**Goal**
Repeat the entries below exactly as they appear, with no pictures.

----

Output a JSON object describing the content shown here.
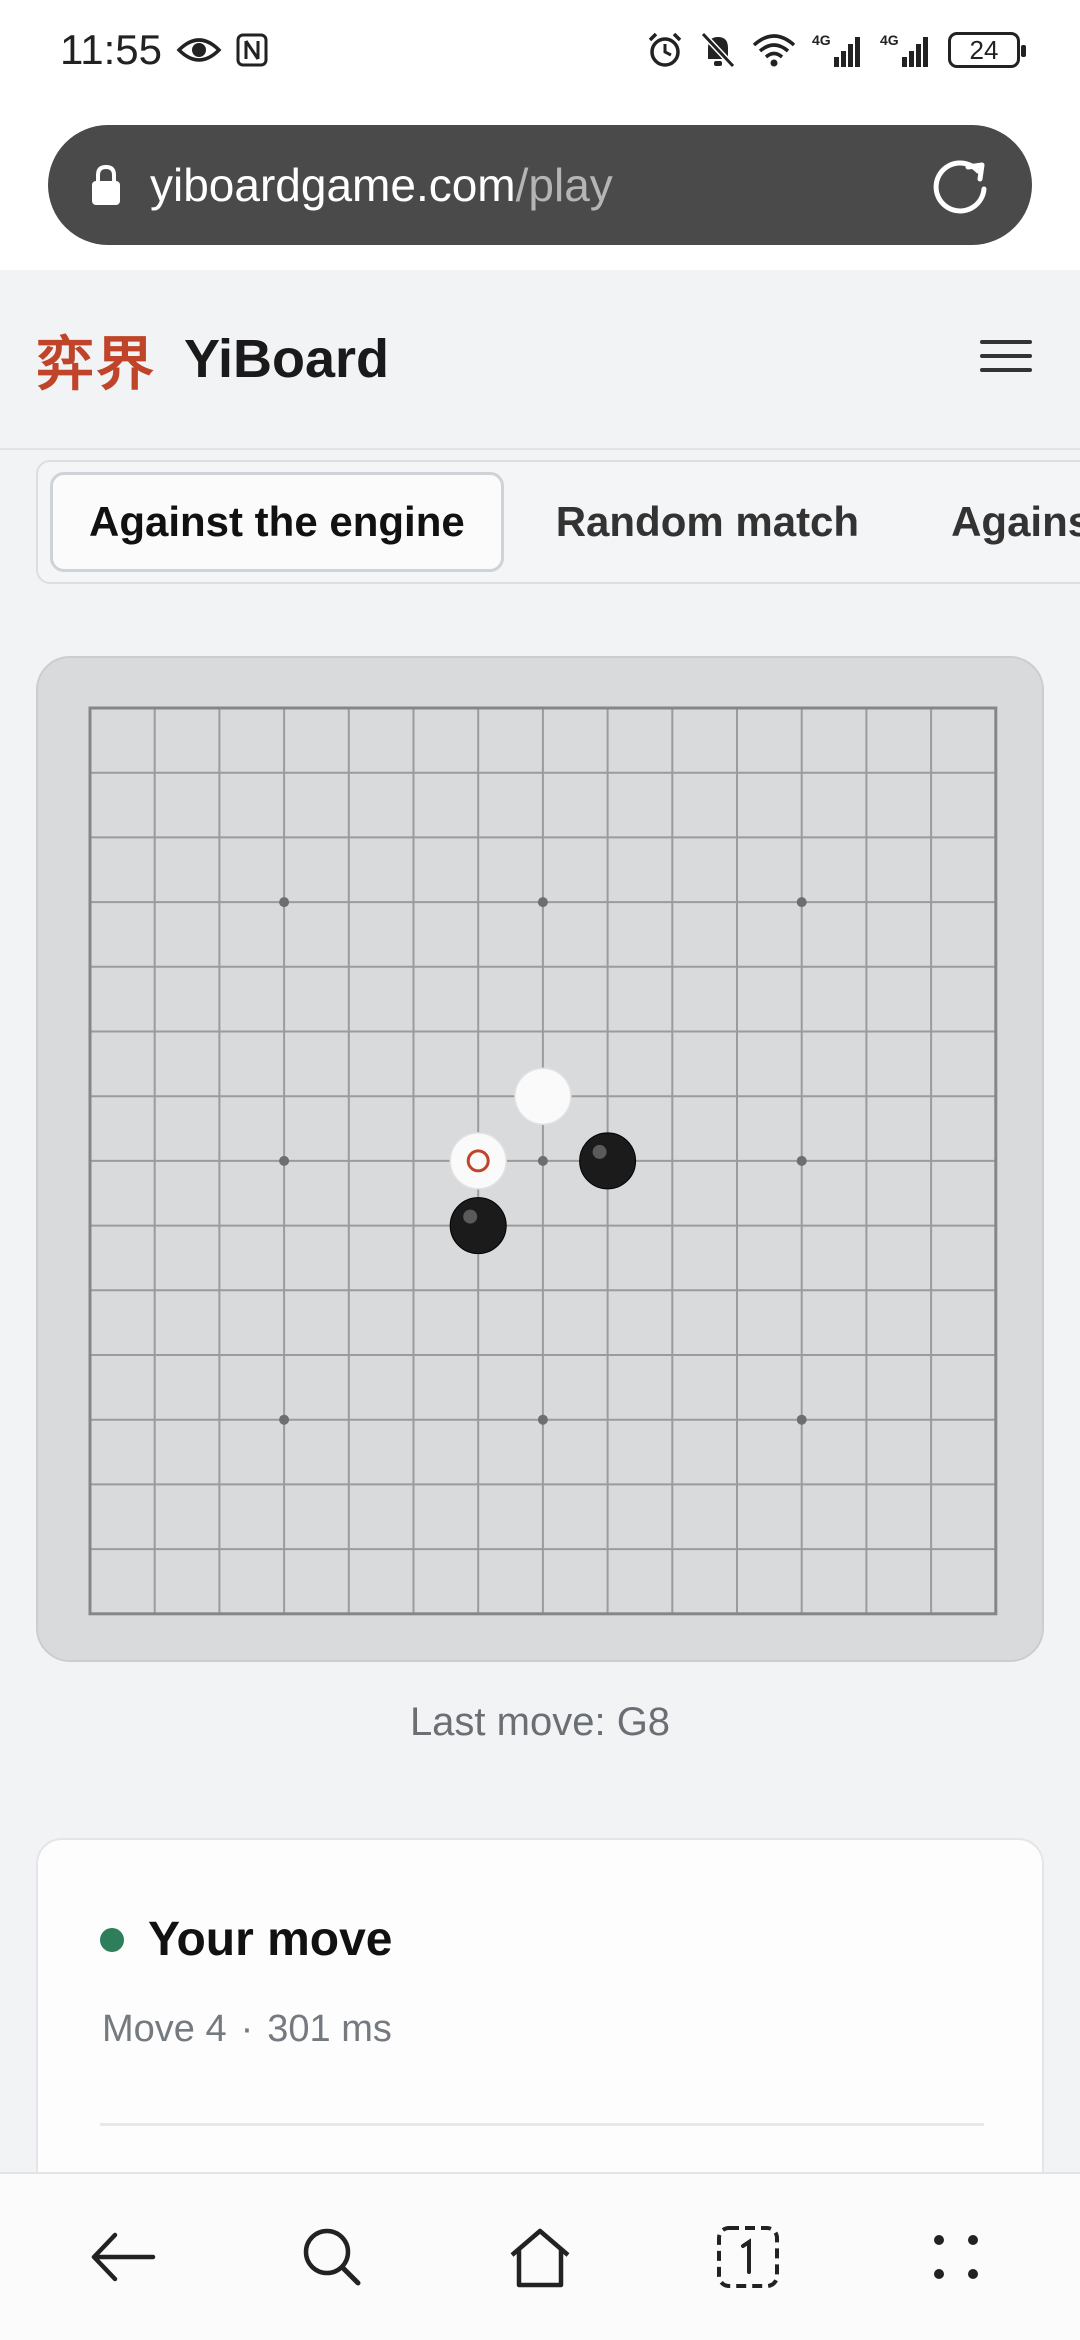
{
  "status_bar": {
    "time": "11:55",
    "battery": "24",
    "network_labels": [
      "4G",
      "4G"
    ],
    "icons": [
      "eye-icon",
      "nfc-icon",
      "alarm-icon",
      "mute-icon",
      "wifi-icon",
      "signal-icon",
      "signal-icon",
      "battery-icon"
    ]
  },
  "browser": {
    "url_domain": "yiboardgame.com",
    "url_path": "/play"
  },
  "site": {
    "logo_cjk": "弈界",
    "name": "YiBoard"
  },
  "tabs": [
    {
      "label": "Against the engine",
      "active": true
    },
    {
      "label": "Random match",
      "active": false
    },
    {
      "label": "Against a friend",
      "active": false
    }
  ],
  "board": {
    "size": 15,
    "star_points": [
      [
        3,
        3
      ],
      [
        7,
        3
      ],
      [
        11,
        3
      ],
      [
        3,
        7
      ],
      [
        11,
        7
      ],
      [
        3,
        11
      ],
      [
        7,
        11
      ],
      [
        11,
        11
      ],
      [
        7,
        7
      ]
    ],
    "stones": [
      {
        "col": 7,
        "row": 6,
        "color": "white",
        "last": false
      },
      {
        "col": 6,
        "row": 7,
        "color": "white",
        "last": true
      },
      {
        "col": 8,
        "row": 7,
        "color": "black",
        "last": false
      },
      {
        "col": 6,
        "row": 8,
        "color": "black",
        "last": false
      }
    ],
    "last_move_color": "#c0442a"
  },
  "last_move": "Last move: G8",
  "status_card": {
    "title": "Your move",
    "move_label": "Move 4",
    "separator": "·",
    "time_label": "301 ms"
  },
  "colors": {
    "accent_logo": "#c0442a",
    "turn_indicator": "#2e7d5b"
  }
}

----

**Written reply**
Output a JSON object describing the content shown here.
{
  "status_bar": {
    "time": "11:55",
    "battery": "24",
    "network_labels": [
      "4G",
      "4G"
    ],
    "icons": [
      "eye-icon",
      "nfc-icon",
      "alarm-icon",
      "mute-icon",
      "wifi-icon",
      "signal-icon",
      "signal-icon",
      "battery-icon"
    ]
  },
  "browser": {
    "url_domain": "yiboardgame.com",
    "url_path": "/play"
  },
  "site": {
    "logo_cjk": "弈界",
    "name": "YiBoard"
  },
  "tabs": [
    {
      "label": "Against the engine",
      "active": true
    },
    {
      "label": "Random match",
      "active": false
    },
    {
      "label": "Against a friend",
      "active": false
    }
  ],
  "board": {
    "size": 15,
    "star_points": [
      [
        3,
        3
      ],
      [
        7,
        3
      ],
      [
        11,
        3
      ],
      [
        3,
        7
      ],
      [
        11,
        7
      ],
      [
        3,
        11
      ],
      [
        7,
        11
      ],
      [
        11,
        11
      ],
      [
        7,
        7
      ]
    ],
    "stones": [
      {
        "col": 7,
        "row": 6,
        "color": "white",
        "last": false
      },
      {
        "col": 6,
        "row": 7,
        "color": "white",
        "last": true
      },
      {
        "col": 8,
        "row": 7,
        "color": "black",
        "last": false
      },
      {
        "col": 6,
        "row": 8,
        "color": "black",
        "last": false
      }
    ],
    "last_move_color": "#c0442a"
  },
  "last_move": "Last move: G8",
  "status_card": {
    "title": "Your move",
    "move_label": "Move 4",
    "separator": "·",
    "time_label": "301 ms"
  },
  "colors": {
    "accent_logo": "#c0442a",
    "turn_indicator": "#2e7d5b"
  }
}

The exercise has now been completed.